## Begin LISTING
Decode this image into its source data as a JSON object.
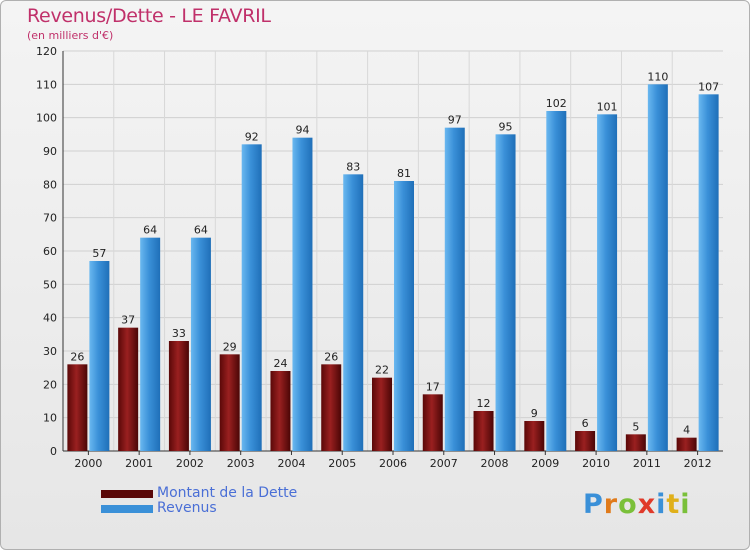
{
  "chart_data": {
    "type": "bar",
    "title": "Revenus/Dette - LE FAVRIL",
    "subtitle": "(en milliers d'€)",
    "categories": [
      "2000",
      "2001",
      "2002",
      "2003",
      "2004",
      "2005",
      "2006",
      "2007",
      "2008",
      "2009",
      "2010",
      "2011",
      "2012"
    ],
    "series": [
      {
        "name": "Montant de la Dette",
        "color": "#7a1010",
        "values": [
          26,
          37,
          33,
          29,
          24,
          26,
          22,
          17,
          12,
          9,
          6,
          5,
          4
        ]
      },
      {
        "name": "Revenus",
        "color": "#3a90d8",
        "values": [
          57,
          64,
          64,
          92,
          94,
          83,
          81,
          97,
          95,
          102,
          101,
          110,
          107
        ]
      }
    ],
    "ylim": [
      0,
      120
    ],
    "yticks": [
      0,
      10,
      20,
      30,
      40,
      50,
      60,
      70,
      80,
      90,
      100,
      110,
      120
    ],
    "grid": true,
    "legend_position": "bottom-left"
  },
  "logo": {
    "text": "Proxiti",
    "colors": [
      "#3a90d8",
      "#e07a1a",
      "#7ac03a",
      "#e03a2a",
      "#3a90d8",
      "#e0b01a",
      "#7ac03a"
    ]
  }
}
## End LISTING
• **WHAT TO DO**
Transcribe all entries above exactly. Drop the pictures.

• **SOLUTION TO THE PROBLEM**
Decode this image into its source data as a JSON object.
{
  "chart_data": {
    "type": "bar",
    "title": "Revenus/Dette - LE FAVRIL",
    "subtitle": "(en milliers d'€)",
    "categories": [
      "2000",
      "2001",
      "2002",
      "2003",
      "2004",
      "2005",
      "2006",
      "2007",
      "2008",
      "2009",
      "2010",
      "2011",
      "2012"
    ],
    "series": [
      {
        "name": "Montant de la Dette",
        "color": "#7a1010",
        "values": [
          26,
          37,
          33,
          29,
          24,
          26,
          22,
          17,
          12,
          9,
          6,
          5,
          4
        ]
      },
      {
        "name": "Revenus",
        "color": "#3a90d8",
        "values": [
          57,
          64,
          64,
          92,
          94,
          83,
          81,
          97,
          95,
          102,
          101,
          110,
          107
        ]
      }
    ],
    "ylim": [
      0,
      120
    ],
    "yticks": [
      0,
      10,
      20,
      30,
      40,
      50,
      60,
      70,
      80,
      90,
      100,
      110,
      120
    ],
    "grid": true,
    "legend_position": "bottom-left"
  },
  "logo": {
    "text": "Proxiti",
    "colors": [
      "#3a90d8",
      "#e07a1a",
      "#7ac03a",
      "#e03a2a",
      "#3a90d8",
      "#e0b01a",
      "#7ac03a"
    ]
  }
}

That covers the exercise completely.